- WHAT NEEDS TO BE DONE:
Below is a listing; write it out exactly and drop any images from it.

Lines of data
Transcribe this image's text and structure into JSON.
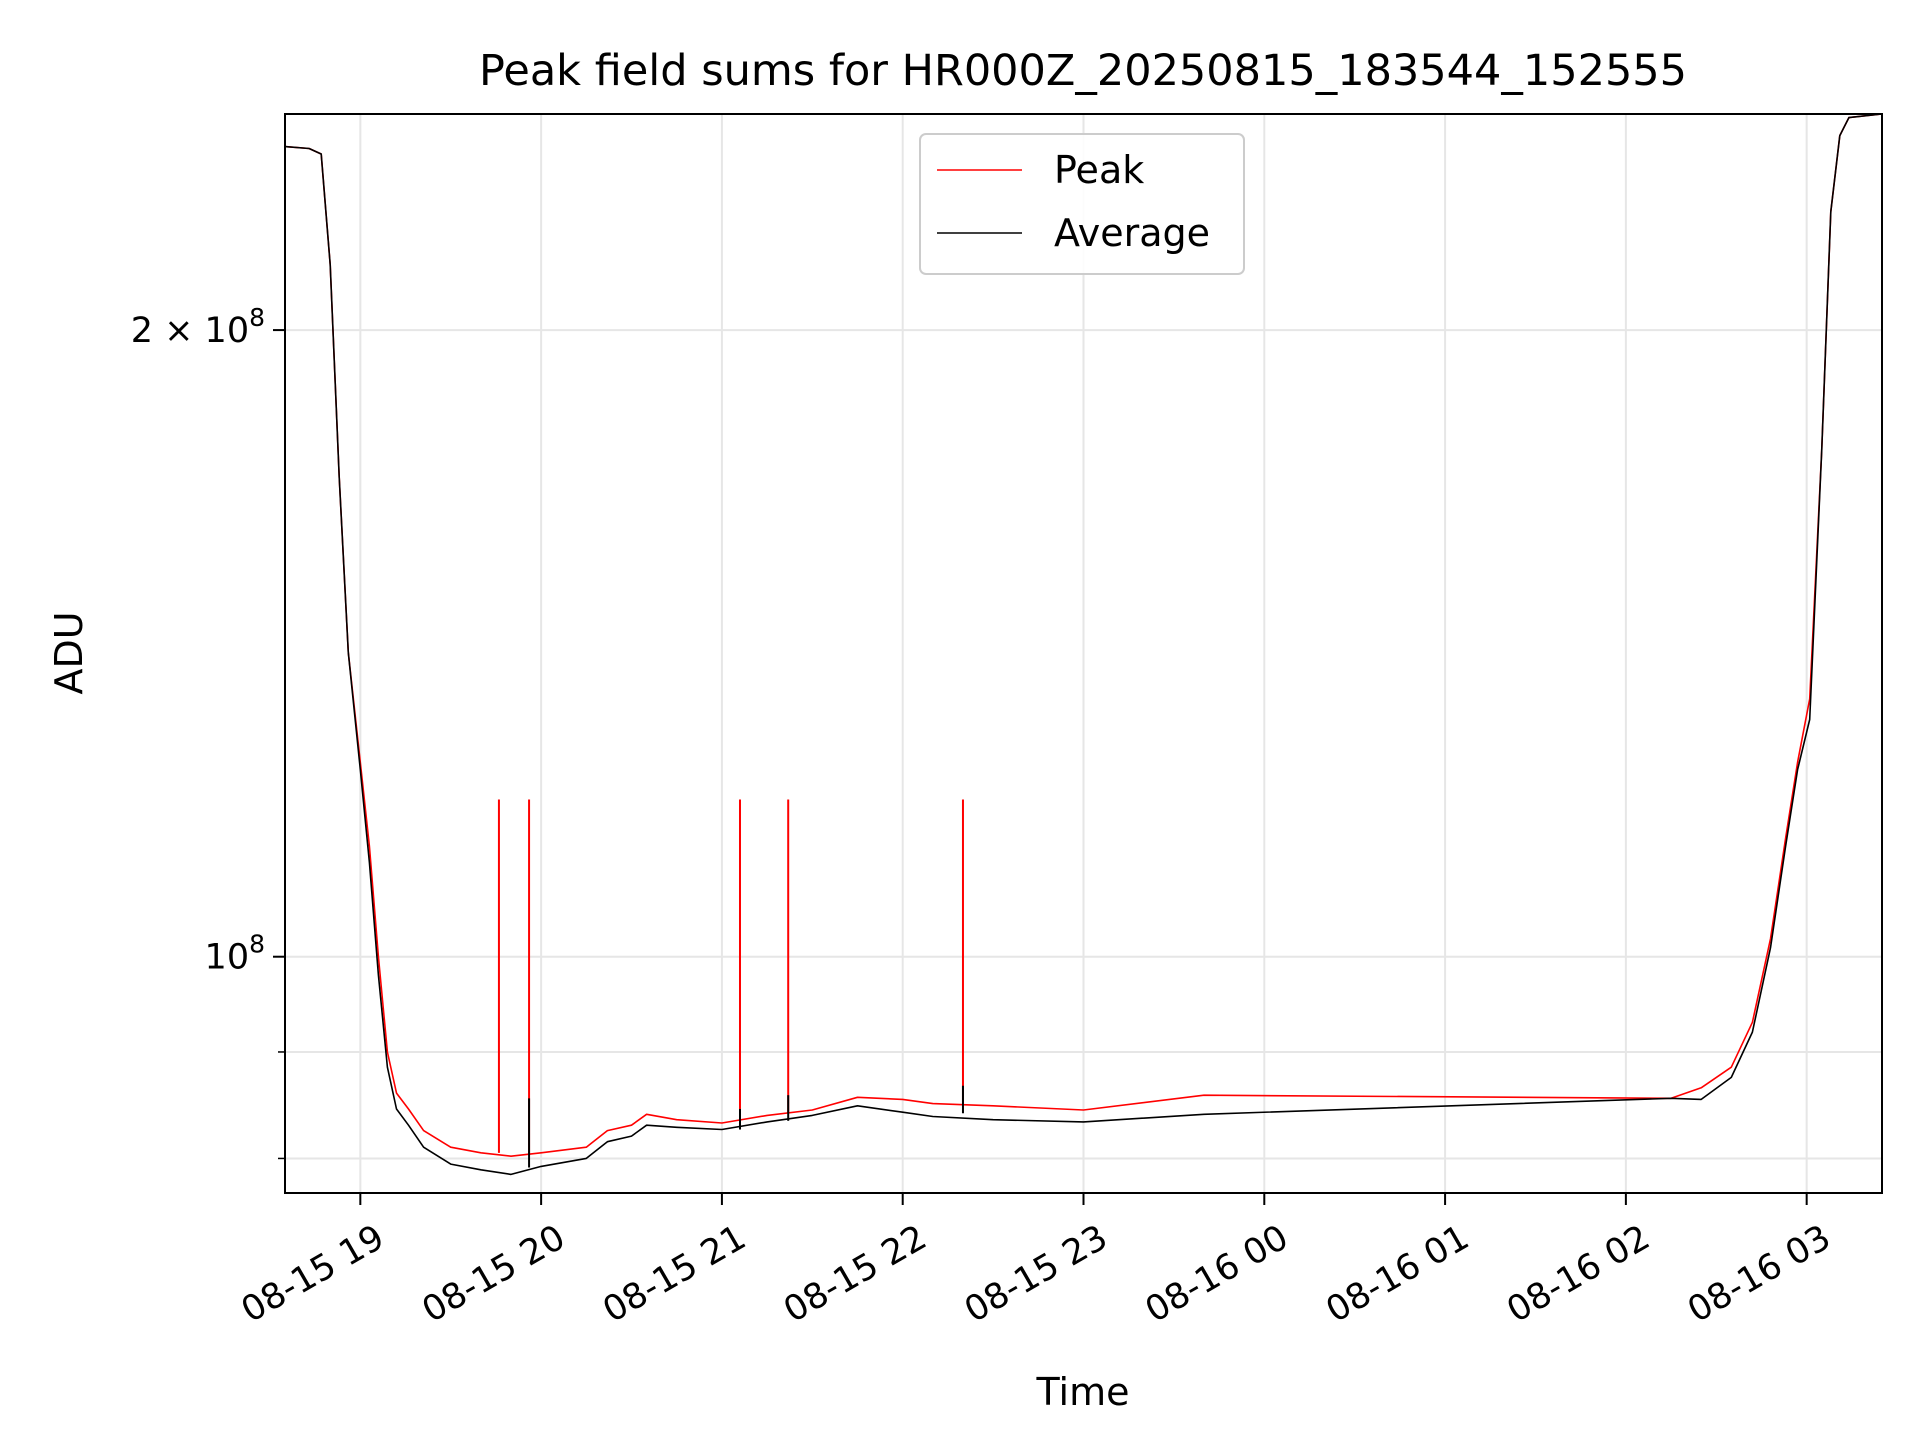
{
  "chart_data": {
    "type": "line",
    "title": "Peak field sums for HR000Z_20250815_183544_152555",
    "xlabel": "Time",
    "ylabel": "ADU",
    "y_scale": "log",
    "ylim": [
      77000000,
      254000000
    ],
    "xlim": [
      "2025-08-15 18:35",
      "2025-08-16 03:25"
    ],
    "x_ticks": [
      {
        "value": "2025-08-15 19:00",
        "label": "08-15 19"
      },
      {
        "value": "2025-08-15 20:00",
        "label": "08-15 20"
      },
      {
        "value": "2025-08-15 21:00",
        "label": "08-15 21"
      },
      {
        "value": "2025-08-15 22:00",
        "label": "08-15 22"
      },
      {
        "value": "2025-08-15 23:00",
        "label": "08-15 23"
      },
      {
        "value": "2025-08-16 00:00",
        "label": "08-16 00"
      },
      {
        "value": "2025-08-16 01:00",
        "label": "08-16 01"
      },
      {
        "value": "2025-08-16 02:00",
        "label": "08-16 02"
      },
      {
        "value": "2025-08-16 03:00",
        "label": "08-16 03"
      }
    ],
    "y_major_ticks": [
      {
        "value": 100000000,
        "base": "10",
        "exp": "8",
        "prefix": ""
      },
      {
        "value": 200000000,
        "base": "10",
        "exp": "8",
        "prefix": "2 × "
      }
    ],
    "y_minor_ticks": [
      80000000,
      90000000
    ],
    "grid": true,
    "legend_position": "upper-center",
    "series": [
      {
        "name": "Peak",
        "color": "#ff0000",
        "points": [
          [
            "2025-08-15 18:35",
            245000000
          ],
          [
            "2025-08-15 18:43",
            244500000
          ],
          [
            "2025-08-15 18:47",
            243000000
          ],
          [
            "2025-08-15 18:50",
            215000000
          ],
          [
            "2025-08-15 18:53",
            170000000
          ],
          [
            "2025-08-15 18:56",
            140000000
          ],
          [
            "2025-08-15 19:00",
            124000000
          ],
          [
            "2025-08-15 19:03",
            113000000
          ],
          [
            "2025-08-15 19:06",
            100000000
          ],
          [
            "2025-08-15 19:09",
            90000000
          ],
          [
            "2025-08-15 19:12",
            86000000
          ],
          [
            "2025-08-15 19:16",
            84500000
          ],
          [
            "2025-08-15 19:21",
            82500000
          ],
          [
            "2025-08-15 19:30",
            81000000
          ],
          [
            "2025-08-15 19:40",
            80500000
          ],
          [
            "2025-08-15 19:50",
            80200000
          ],
          [
            "2025-08-15 20:00",
            80500000
          ],
          [
            "2025-08-15 20:15",
            81000000
          ],
          [
            "2025-08-15 20:22",
            82500000
          ],
          [
            "2025-08-15 20:30",
            83000000
          ],
          [
            "2025-08-15 20:35",
            84000000
          ],
          [
            "2025-08-15 20:45",
            83500000
          ],
          [
            "2025-08-15 21:00",
            83200000
          ],
          [
            "2025-08-15 21:15",
            83900000
          ],
          [
            "2025-08-15 21:30",
            84400000
          ],
          [
            "2025-08-15 21:45",
            85600000
          ],
          [
            "2025-08-15 22:00",
            85400000
          ],
          [
            "2025-08-15 22:10",
            85000000
          ],
          [
            "2025-08-15 22:30",
            84800000
          ],
          [
            "2025-08-15 23:00",
            84400000
          ],
          [
            "2025-08-15 23:40",
            85800000
          ],
          [
            "2025-08-16 02:15",
            85500000
          ],
          [
            "2025-08-16 02:25",
            86500000
          ],
          [
            "2025-08-16 02:35",
            88500000
          ],
          [
            "2025-08-16 02:42",
            93000000
          ],
          [
            "2025-08-16 02:48",
            102000000
          ],
          [
            "2025-08-16 02:53",
            114000000
          ],
          [
            "2025-08-16 02:57",
            124000000
          ],
          [
            "2025-08-16 03:01",
            133000000
          ],
          [
            "2025-08-16 03:05",
            175000000
          ],
          [
            "2025-08-16 03:08",
            228000000
          ],
          [
            "2025-08-16 03:11",
            248000000
          ],
          [
            "2025-08-16 03:14",
            253000000
          ],
          [
            "2025-08-16 03:25",
            254000000
          ]
        ],
        "spikes": [
          {
            "time": "2025-08-15 19:46",
            "base": 80500000,
            "top": 119000000
          },
          {
            "time": "2025-08-15 19:56",
            "base": 80300000,
            "top": 119000000
          },
          {
            "time": "2025-08-15 21:06",
            "base": 83300000,
            "top": 119000000
          },
          {
            "time": "2025-08-15 21:22",
            "base": 84100000,
            "top": 119000000
          },
          {
            "time": "2025-08-15 22:20",
            "base": 85100000,
            "top": 119000000
          }
        ]
      },
      {
        "name": "Average",
        "color": "#000000",
        "points": [
          [
            "2025-08-15 18:35",
            245000000
          ],
          [
            "2025-08-15 18:43",
            244500000
          ],
          [
            "2025-08-15 18:47",
            243000000
          ],
          [
            "2025-08-15 18:50",
            215000000
          ],
          [
            "2025-08-15 18:53",
            170000000
          ],
          [
            "2025-08-15 18:56",
            140000000
          ],
          [
            "2025-08-15 19:00",
            123000000
          ],
          [
            "2025-08-15 19:03",
            111000000
          ],
          [
            "2025-08-15 19:06",
            98000000
          ],
          [
            "2025-08-15 19:09",
            88500000
          ],
          [
            "2025-08-15 19:12",
            84500000
          ],
          [
            "2025-08-15 19:16",
            83000000
          ],
          [
            "2025-08-15 19:21",
            81000000
          ],
          [
            "2025-08-15 19:30",
            79500000
          ],
          [
            "2025-08-15 19:40",
            79000000
          ],
          [
            "2025-08-15 19:50",
            78600000
          ],
          [
            "2025-08-15 20:00",
            79300000
          ],
          [
            "2025-08-15 20:15",
            80000000
          ],
          [
            "2025-08-15 20:22",
            81500000
          ],
          [
            "2025-08-15 20:30",
            82000000
          ],
          [
            "2025-08-15 20:35",
            83000000
          ],
          [
            "2025-08-15 20:45",
            82800000
          ],
          [
            "2025-08-15 21:00",
            82600000
          ],
          [
            "2025-08-15 21:15",
            83300000
          ],
          [
            "2025-08-15 21:30",
            83900000
          ],
          [
            "2025-08-15 21:45",
            84800000
          ],
          [
            "2025-08-15 22:00",
            84200000
          ],
          [
            "2025-08-15 22:10",
            83800000
          ],
          [
            "2025-08-15 22:30",
            83500000
          ],
          [
            "2025-08-15 23:00",
            83300000
          ],
          [
            "2025-08-15 23:40",
            84000000
          ],
          [
            "2025-08-16 02:15",
            85500000
          ],
          [
            "2025-08-16 02:25",
            85400000
          ],
          [
            "2025-08-16 02:35",
            87500000
          ],
          [
            "2025-08-16 02:42",
            92000000
          ],
          [
            "2025-08-16 02:48",
            101000000
          ],
          [
            "2025-08-16 02:53",
            113000000
          ],
          [
            "2025-08-16 02:57",
            123000000
          ],
          [
            "2025-08-16 03:01",
            130000000
          ],
          [
            "2025-08-16 03:05",
            175000000
          ],
          [
            "2025-08-16 03:08",
            228000000
          ],
          [
            "2025-08-16 03:11",
            248000000
          ],
          [
            "2025-08-16 03:14",
            253000000
          ],
          [
            "2025-08-16 03:25",
            254000000
          ]
        ],
        "spikes": [
          {
            "time": "2025-08-15 19:56",
            "base": 79200000,
            "top": 85500000
          },
          {
            "time": "2025-08-15 21:06",
            "base": 82600000,
            "top": 84500000
          },
          {
            "time": "2025-08-15 21:22",
            "base": 83400000,
            "top": 85800000
          },
          {
            "time": "2025-08-15 22:20",
            "base": 84100000,
            "top": 86700000
          }
        ]
      }
    ]
  }
}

- OUTPUT OF THE EXERCISE:
Transcribe this image's text and structure into JSON.
{
  "chart_data": {
    "type": "line",
    "title": "Peak field sums for HR000Z_20250815_183544_152555",
    "xlabel": "Time",
    "ylabel": "ADU",
    "y_scale": "log",
    "ylim": [
      77000000,
      254000000
    ],
    "xlim": [
      "2025-08-15 18:35",
      "2025-08-16 03:25"
    ],
    "x_ticks": [
      {
        "value": "2025-08-15 19:00",
        "label": "08-15 19"
      },
      {
        "value": "2025-08-15 20:00",
        "label": "08-15 20"
      },
      {
        "value": "2025-08-15 21:00",
        "label": "08-15 21"
      },
      {
        "value": "2025-08-15 22:00",
        "label": "08-15 22"
      },
      {
        "value": "2025-08-15 23:00",
        "label": "08-15 23"
      },
      {
        "value": "2025-08-16 00:00",
        "label": "08-16 00"
      },
      {
        "value": "2025-08-16 01:00",
        "label": "08-16 01"
      },
      {
        "value": "2025-08-16 02:00",
        "label": "08-16 02"
      },
      {
        "value": "2025-08-16 03:00",
        "label": "08-16 03"
      }
    ],
    "y_major_ticks": [
      {
        "value": 100000000,
        "base": "10",
        "exp": "8",
        "prefix": ""
      },
      {
        "value": 200000000,
        "base": "10",
        "exp": "8",
        "prefix": "2 × "
      }
    ],
    "y_minor_ticks": [
      80000000,
      90000000
    ],
    "grid": true,
    "legend_position": "upper-center",
    "series": [
      {
        "name": "Peak",
        "color": "#ff0000",
        "points": [
          [
            "2025-08-15 18:35",
            245000000
          ],
          [
            "2025-08-15 18:43",
            244500000
          ],
          [
            "2025-08-15 18:47",
            243000000
          ],
          [
            "2025-08-15 18:50",
            215000000
          ],
          [
            "2025-08-15 18:53",
            170000000
          ],
          [
            "2025-08-15 18:56",
            140000000
          ],
          [
            "2025-08-15 19:00",
            124000000
          ],
          [
            "2025-08-15 19:03",
            113000000
          ],
          [
            "2025-08-15 19:06",
            100000000
          ],
          [
            "2025-08-15 19:09",
            90000000
          ],
          [
            "2025-08-15 19:12",
            86000000
          ],
          [
            "2025-08-15 19:16",
            84500000
          ],
          [
            "2025-08-15 19:21",
            82500000
          ],
          [
            "2025-08-15 19:30",
            81000000
          ],
          [
            "2025-08-15 19:40",
            80500000
          ],
          [
            "2025-08-15 19:50",
            80200000
          ],
          [
            "2025-08-15 20:00",
            80500000
          ],
          [
            "2025-08-15 20:15",
            81000000
          ],
          [
            "2025-08-15 20:22",
            82500000
          ],
          [
            "2025-08-15 20:30",
            83000000
          ],
          [
            "2025-08-15 20:35",
            84000000
          ],
          [
            "2025-08-15 20:45",
            83500000
          ],
          [
            "2025-08-15 21:00",
            83200000
          ],
          [
            "2025-08-15 21:15",
            83900000
          ],
          [
            "2025-08-15 21:30",
            84400000
          ],
          [
            "2025-08-15 21:45",
            85600000
          ],
          [
            "2025-08-15 22:00",
            85400000
          ],
          [
            "2025-08-15 22:10",
            85000000
          ],
          [
            "2025-08-15 22:30",
            84800000
          ],
          [
            "2025-08-15 23:00",
            84400000
          ],
          [
            "2025-08-15 23:40",
            85800000
          ],
          [
            "2025-08-16 02:15",
            85500000
          ],
          [
            "2025-08-16 02:25",
            86500000
          ],
          [
            "2025-08-16 02:35",
            88500000
          ],
          [
            "2025-08-16 02:42",
            93000000
          ],
          [
            "2025-08-16 02:48",
            102000000
          ],
          [
            "2025-08-16 02:53",
            114000000
          ],
          [
            "2025-08-16 02:57",
            124000000
          ],
          [
            "2025-08-16 03:01",
            133000000
          ],
          [
            "2025-08-16 03:05",
            175000000
          ],
          [
            "2025-08-16 03:08",
            228000000
          ],
          [
            "2025-08-16 03:11",
            248000000
          ],
          [
            "2025-08-16 03:14",
            253000000
          ],
          [
            "2025-08-16 03:25",
            254000000
          ]
        ],
        "spikes": [
          {
            "time": "2025-08-15 19:46",
            "base": 80500000,
            "top": 119000000
          },
          {
            "time": "2025-08-15 19:56",
            "base": 80300000,
            "top": 119000000
          },
          {
            "time": "2025-08-15 21:06",
            "base": 83300000,
            "top": 119000000
          },
          {
            "time": "2025-08-15 21:22",
            "base": 84100000,
            "top": 119000000
          },
          {
            "time": "2025-08-15 22:20",
            "base": 85100000,
            "top": 119000000
          }
        ]
      },
      {
        "name": "Average",
        "color": "#000000",
        "points": [
          [
            "2025-08-15 18:35",
            245000000
          ],
          [
            "2025-08-15 18:43",
            244500000
          ],
          [
            "2025-08-15 18:47",
            243000000
          ],
          [
            "2025-08-15 18:50",
            215000000
          ],
          [
            "2025-08-15 18:53",
            170000000
          ],
          [
            "2025-08-15 18:56",
            140000000
          ],
          [
            "2025-08-15 19:00",
            123000000
          ],
          [
            "2025-08-15 19:03",
            111000000
          ],
          [
            "2025-08-15 19:06",
            98000000
          ],
          [
            "2025-08-15 19:09",
            88500000
          ],
          [
            "2025-08-15 19:12",
            84500000
          ],
          [
            "2025-08-15 19:16",
            83000000
          ],
          [
            "2025-08-15 19:21",
            81000000
          ],
          [
            "2025-08-15 19:30",
            79500000
          ],
          [
            "2025-08-15 19:40",
            79000000
          ],
          [
            "2025-08-15 19:50",
            78600000
          ],
          [
            "2025-08-15 20:00",
            79300000
          ],
          [
            "2025-08-15 20:15",
            80000000
          ],
          [
            "2025-08-15 20:22",
            81500000
          ],
          [
            "2025-08-15 20:30",
            82000000
          ],
          [
            "2025-08-15 20:35",
            83000000
          ],
          [
            "2025-08-15 20:45",
            82800000
          ],
          [
            "2025-08-15 21:00",
            82600000
          ],
          [
            "2025-08-15 21:15",
            83300000
          ],
          [
            "2025-08-15 21:30",
            83900000
          ],
          [
            "2025-08-15 21:45",
            84800000
          ],
          [
            "2025-08-15 22:00",
            84200000
          ],
          [
            "2025-08-15 22:10",
            83800000
          ],
          [
            "2025-08-15 22:30",
            83500000
          ],
          [
            "2025-08-15 23:00",
            83300000
          ],
          [
            "2025-08-15 23:40",
            84000000
          ],
          [
            "2025-08-16 02:15",
            85500000
          ],
          [
            "2025-08-16 02:25",
            85400000
          ],
          [
            "2025-08-16 02:35",
            87500000
          ],
          [
            "2025-08-16 02:42",
            92000000
          ],
          [
            "2025-08-16 02:48",
            101000000
          ],
          [
            "2025-08-16 02:53",
            113000000
          ],
          [
            "2025-08-16 02:57",
            123000000
          ],
          [
            "2025-08-16 03:01",
            130000000
          ],
          [
            "2025-08-16 03:05",
            175000000
          ],
          [
            "2025-08-16 03:08",
            228000000
          ],
          [
            "2025-08-16 03:11",
            248000000
          ],
          [
            "2025-08-16 03:14",
            253000000
          ],
          [
            "2025-08-16 03:25",
            254000000
          ]
        ],
        "spikes": [
          {
            "time": "2025-08-15 19:56",
            "base": 79200000,
            "top": 85500000
          },
          {
            "time": "2025-08-15 21:06",
            "base": 82600000,
            "top": 84500000
          },
          {
            "time": "2025-08-15 21:22",
            "base": 83400000,
            "top": 85800000
          },
          {
            "time": "2025-08-15 22:20",
            "base": 84100000,
            "top": 86700000
          }
        ]
      }
    ]
  }
}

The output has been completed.